§ EXERCISE AIM
Output the data below in full, byte for byte. Nothing may differ.

— begin DATA FOR THIS EXERCISE —

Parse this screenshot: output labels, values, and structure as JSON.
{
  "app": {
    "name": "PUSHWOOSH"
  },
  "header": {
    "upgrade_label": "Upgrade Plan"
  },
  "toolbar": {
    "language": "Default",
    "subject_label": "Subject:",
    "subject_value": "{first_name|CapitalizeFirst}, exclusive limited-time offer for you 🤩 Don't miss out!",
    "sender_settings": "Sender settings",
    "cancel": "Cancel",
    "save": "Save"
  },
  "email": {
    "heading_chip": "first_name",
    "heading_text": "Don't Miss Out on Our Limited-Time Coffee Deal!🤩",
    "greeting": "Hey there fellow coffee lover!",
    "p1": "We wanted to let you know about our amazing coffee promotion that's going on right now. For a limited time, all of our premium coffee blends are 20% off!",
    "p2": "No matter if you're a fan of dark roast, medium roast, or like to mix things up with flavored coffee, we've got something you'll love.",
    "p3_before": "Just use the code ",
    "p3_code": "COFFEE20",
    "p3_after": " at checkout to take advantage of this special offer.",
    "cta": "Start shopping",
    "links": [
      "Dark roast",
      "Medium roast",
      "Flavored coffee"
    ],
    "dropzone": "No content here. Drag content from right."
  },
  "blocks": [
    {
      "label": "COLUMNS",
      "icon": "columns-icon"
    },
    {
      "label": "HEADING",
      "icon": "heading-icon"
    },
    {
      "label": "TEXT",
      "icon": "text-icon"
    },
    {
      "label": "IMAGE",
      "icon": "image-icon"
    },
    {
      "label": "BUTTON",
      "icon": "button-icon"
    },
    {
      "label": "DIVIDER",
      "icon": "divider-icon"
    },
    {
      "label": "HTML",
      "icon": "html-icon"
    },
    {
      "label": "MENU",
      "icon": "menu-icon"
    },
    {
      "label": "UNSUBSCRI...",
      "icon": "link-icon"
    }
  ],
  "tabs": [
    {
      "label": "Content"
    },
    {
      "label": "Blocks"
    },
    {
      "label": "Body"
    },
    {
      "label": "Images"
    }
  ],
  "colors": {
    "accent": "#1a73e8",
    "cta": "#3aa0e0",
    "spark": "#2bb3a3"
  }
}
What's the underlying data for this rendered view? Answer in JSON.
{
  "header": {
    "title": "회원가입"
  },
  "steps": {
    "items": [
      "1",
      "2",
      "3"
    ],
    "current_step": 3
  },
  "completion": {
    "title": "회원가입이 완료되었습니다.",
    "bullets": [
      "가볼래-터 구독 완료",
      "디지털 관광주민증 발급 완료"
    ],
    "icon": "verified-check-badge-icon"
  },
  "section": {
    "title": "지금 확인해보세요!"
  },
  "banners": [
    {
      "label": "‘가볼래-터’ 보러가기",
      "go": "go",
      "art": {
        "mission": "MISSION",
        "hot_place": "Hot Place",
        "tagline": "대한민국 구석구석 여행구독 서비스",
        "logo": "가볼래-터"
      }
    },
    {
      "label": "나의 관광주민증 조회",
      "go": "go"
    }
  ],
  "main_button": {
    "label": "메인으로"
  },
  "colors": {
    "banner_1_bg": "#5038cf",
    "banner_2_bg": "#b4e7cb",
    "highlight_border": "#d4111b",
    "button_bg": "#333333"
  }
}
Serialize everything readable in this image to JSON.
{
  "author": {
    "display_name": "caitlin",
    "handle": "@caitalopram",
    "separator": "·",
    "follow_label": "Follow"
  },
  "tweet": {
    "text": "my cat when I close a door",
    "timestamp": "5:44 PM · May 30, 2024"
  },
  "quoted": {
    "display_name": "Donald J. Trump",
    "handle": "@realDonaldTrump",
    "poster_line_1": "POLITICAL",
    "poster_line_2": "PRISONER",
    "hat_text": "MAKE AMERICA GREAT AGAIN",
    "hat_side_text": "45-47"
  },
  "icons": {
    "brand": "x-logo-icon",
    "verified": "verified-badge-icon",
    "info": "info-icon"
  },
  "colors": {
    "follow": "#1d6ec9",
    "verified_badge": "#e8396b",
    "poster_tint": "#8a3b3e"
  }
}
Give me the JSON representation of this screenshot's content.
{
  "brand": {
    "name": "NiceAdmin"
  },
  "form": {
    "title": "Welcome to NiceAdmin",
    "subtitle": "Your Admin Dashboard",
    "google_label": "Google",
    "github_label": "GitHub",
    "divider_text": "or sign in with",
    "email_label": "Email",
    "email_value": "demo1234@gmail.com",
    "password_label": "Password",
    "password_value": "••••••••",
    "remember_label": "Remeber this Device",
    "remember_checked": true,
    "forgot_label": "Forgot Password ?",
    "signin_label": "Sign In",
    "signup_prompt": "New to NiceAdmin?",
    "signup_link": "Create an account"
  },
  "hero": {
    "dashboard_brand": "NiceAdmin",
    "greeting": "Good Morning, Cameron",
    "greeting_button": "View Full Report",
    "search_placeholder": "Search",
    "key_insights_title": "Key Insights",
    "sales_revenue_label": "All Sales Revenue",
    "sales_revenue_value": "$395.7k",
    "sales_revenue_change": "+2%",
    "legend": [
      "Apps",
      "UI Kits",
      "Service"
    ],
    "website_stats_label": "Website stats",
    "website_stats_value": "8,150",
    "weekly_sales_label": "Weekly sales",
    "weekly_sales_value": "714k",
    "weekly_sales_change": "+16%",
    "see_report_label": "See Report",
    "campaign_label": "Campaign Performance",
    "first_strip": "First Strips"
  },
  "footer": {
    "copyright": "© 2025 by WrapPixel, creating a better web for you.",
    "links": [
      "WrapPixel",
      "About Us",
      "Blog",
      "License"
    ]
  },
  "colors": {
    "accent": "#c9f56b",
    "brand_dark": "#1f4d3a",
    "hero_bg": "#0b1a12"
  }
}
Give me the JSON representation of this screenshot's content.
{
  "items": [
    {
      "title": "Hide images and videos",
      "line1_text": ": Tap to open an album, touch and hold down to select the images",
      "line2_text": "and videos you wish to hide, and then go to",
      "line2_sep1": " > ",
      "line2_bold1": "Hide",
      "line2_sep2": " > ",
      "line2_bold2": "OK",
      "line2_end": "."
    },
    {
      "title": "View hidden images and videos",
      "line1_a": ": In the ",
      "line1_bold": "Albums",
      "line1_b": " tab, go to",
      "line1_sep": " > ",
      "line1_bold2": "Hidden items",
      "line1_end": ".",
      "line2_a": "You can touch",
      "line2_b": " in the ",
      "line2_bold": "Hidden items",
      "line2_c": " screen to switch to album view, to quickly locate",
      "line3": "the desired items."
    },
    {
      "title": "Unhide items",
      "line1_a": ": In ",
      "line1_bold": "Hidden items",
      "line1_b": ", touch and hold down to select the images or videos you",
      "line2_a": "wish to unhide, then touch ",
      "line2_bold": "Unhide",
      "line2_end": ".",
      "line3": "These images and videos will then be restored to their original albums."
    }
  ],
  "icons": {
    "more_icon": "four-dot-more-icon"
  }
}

— end DATA FOR THIS EXERCISE —

§ RESPONSE
Parse this screenshot: output labels, values, and structure as JSON.
{
  "app": {
    "name": "PUSHWOOSH"
  },
  "header": {
    "upgrade_label": "Upgrade Plan"
  },
  "toolbar": {
    "language": "Default",
    "subject_label": "Subject:",
    "subject_value": "{first_name|CapitalizeFirst}, exclusive limited-time offer for you 🤩 Don't miss out!",
    "sender_settings": "Sender settings",
    "cancel": "Cancel",
    "save": "Save"
  },
  "email": {
    "heading_chip": "first_name",
    "heading_text": "Don't Miss Out on Our Limited-Time Coffee Deal!🤩",
    "greeting": "Hey there fellow coffee lover!",
    "p1": "We wanted to let you know about our amazing coffee promotion that's going on right now. For a limited time, all of our premium coffee blends are 20% off!",
    "p2": "No matter if you're a fan of dark roast, medium roast, or like to mix things up with flavored coffee, we've got something you'll love.",
    "p3_before": "Just use the code ",
    "p3_code": "COFFEE20",
    "p3_after": " at checkout to take advantage of this special offer.",
    "cta": "Start shopping",
    "links": [
      "Dark roast",
      "Medium roast",
      "Flavored coffee"
    ],
    "dropzone": "No content here. Drag content from right."
  },
  "blocks": [
    {
      "label": "COLUMNS",
      "icon": "columns-icon"
    },
    {
      "label": "HEADING",
      "icon": "heading-icon"
    },
    {
      "label": "TEXT",
      "icon": "text-icon"
    },
    {
      "label": "IMAGE",
      "icon": "image-icon"
    },
    {
      "label": "BUTTON",
      "icon": "button-icon"
    },
    {
      "label": "DIVIDER",
      "icon": "divider-icon"
    },
    {
      "label": "HTML",
      "icon": "html-icon"
    },
    {
      "label": "MENU",
      "icon": "menu-icon"
    },
    {
      "label": "UNSUBSCRI...",
      "icon": "link-icon"
    }
  ],
  "tabs": [
    {
      "label": "Content"
    },
    {
      "label": "Blocks"
    },
    {
      "label": "Body"
    },
    {
      "label": "Images"
    }
  ],
  "colors": {
    "accent": "#1a73e8",
    "cta": "#3aa0e0",
    "spark": "#2bb3a3"
  }
}
What's the underlying data for this rendered view? Answer in JSON.
{
  "header": {
    "title": "회원가입"
  },
  "steps": {
    "items": [
      "1",
      "2",
      "3"
    ],
    "current_step": 3
  },
  "completion": {
    "title": "회원가입이 완료되었습니다.",
    "bullets": [
      "가볼래-터 구독 완료",
      "디지털 관광주민증 발급 완료"
    ],
    "icon": "verified-check-badge-icon"
  },
  "section": {
    "title": "지금 확인해보세요!"
  },
  "banners": [
    {
      "label": "‘가볼래-터’ 보러가기",
      "go": "go",
      "art": {
        "mission": "MISSION",
        "hot_place": "Hot Place",
        "tagline": "대한민국 구석구석 여행구독 서비스",
        "logo": "가볼래-터"
      }
    },
    {
      "label": "나의 관광주민증 조회",
      "go": "go"
    }
  ],
  "main_button": {
    "label": "메인으로"
  },
  "colors": {
    "banner_1_bg": "#5038cf",
    "banner_2_bg": "#b4e7cb",
    "highlight_border": "#d4111b",
    "button_bg": "#333333"
  }
}
Serialize everything readable in this image to JSON.
{
  "author": {
    "display_name": "caitlin",
    "handle": "@caitalopram",
    "separator": "·",
    "follow_label": "Follow"
  },
  "tweet": {
    "text": "my cat when I close a door",
    "timestamp": "5:44 PM · May 30, 2024"
  },
  "quoted": {
    "display_name": "Donald J. Trump",
    "handle": "@realDonaldTrump",
    "poster_line_1": "POLITICAL",
    "poster_line_2": "PRISONER",
    "hat_text": "MAKE AMERICA GREAT AGAIN",
    "hat_side_text": "45-47"
  },
  "icons": {
    "brand": "x-logo-icon",
    "verified": "verified-badge-icon",
    "info": "info-icon"
  },
  "colors": {
    "follow": "#1d6ec9",
    "verified_badge": "#e8396b",
    "poster_tint": "#8a3b3e"
  }
}
Give me the JSON representation of this screenshot's content.
{
  "brand": {
    "name": "NiceAdmin"
  },
  "form": {
    "title": "Welcome to NiceAdmin",
    "subtitle": "Your Admin Dashboard",
    "google_label": "Google",
    "github_label": "GitHub",
    "divider_text": "or sign in with",
    "email_label": "Email",
    "email_value": "demo1234@gmail.com",
    "password_label": "Password",
    "password_value": "••••••••",
    "remember_label": "Remeber this Device",
    "remember_checked": true,
    "forgot_label": "Forgot Password ?",
    "signin_label": "Sign In",
    "signup_prompt": "New to NiceAdmin?",
    "signup_link": "Create an account"
  },
  "hero": {
    "dashboard_brand": "NiceAdmin",
    "greeting": "Good Morning, Cameron",
    "greeting_button": "View Full Report",
    "search_placeholder": "Search",
    "key_insights_title": "Key Insights",
    "sales_revenue_label": "All Sales Revenue",
    "sales_revenue_value": "$395.7k",
    "sales_revenue_change": "+2%",
    "legend": [
      "Apps",
      "UI Kits",
      "Service"
    ],
    "website_stats_label": "Website stats",
    "website_stats_value": "8,150",
    "weekly_sales_label": "Weekly sales",
    "weekly_sales_value": "714k",
    "weekly_sales_change": "+16%",
    "see_report_label": "See Report",
    "campaign_label": "Campaign Performance",
    "first_strip": "First Strips"
  },
  "footer": {
    "copyright": "© 2025 by WrapPixel, creating a better web for you.",
    "links": [
      "WrapPixel",
      "About Us",
      "Blog",
      "License"
    ]
  },
  "colors": {
    "accent": "#c9f56b",
    "brand_dark": "#1f4d3a",
    "hero_bg": "#0b1a12"
  }
}
Give me the JSON representation of this screenshot's content.
{
  "items": [
    {
      "title": "Hide images and videos",
      "line1_text": ": Tap to open an album, touch and hold down to select the images",
      "line2_text": "and videos you wish to hide, and then go to",
      "line2_sep1": " > ",
      "line2_bold1": "Hide",
      "line2_sep2": " > ",
      "line2_bold2": "OK",
      "line2_end": "."
    },
    {
      "title": "View hidden images and videos",
      "line1_a": ": In the ",
      "line1_bold": "Albums",
      "line1_b": " tab, go to",
      "line1_sep": " > ",
      "line1_bold2": "Hidden items",
      "line1_end": ".",
      "line2_a": "You can touch",
      "line2_b": " in the ",
      "line2_bold": "Hidden items",
      "line2_c": " screen to switch to album view, to quickly locate",
      "line3": "the desired items."
    },
    {
      "title": "Unhide items",
      "line1_a": ": In ",
      "line1_bold": "Hidden items",
      "line1_b": ", touch and hold down to select the images or videos you",
      "line2_a": "wish to unhide, then touch ",
      "line2_bold": "Unhide",
      "line2_end": ".",
      "line3": "These images and videos will then be restored to their original albums."
    }
  ],
  "icons": {
    "more_icon": "four-dot-more-icon"
  }
}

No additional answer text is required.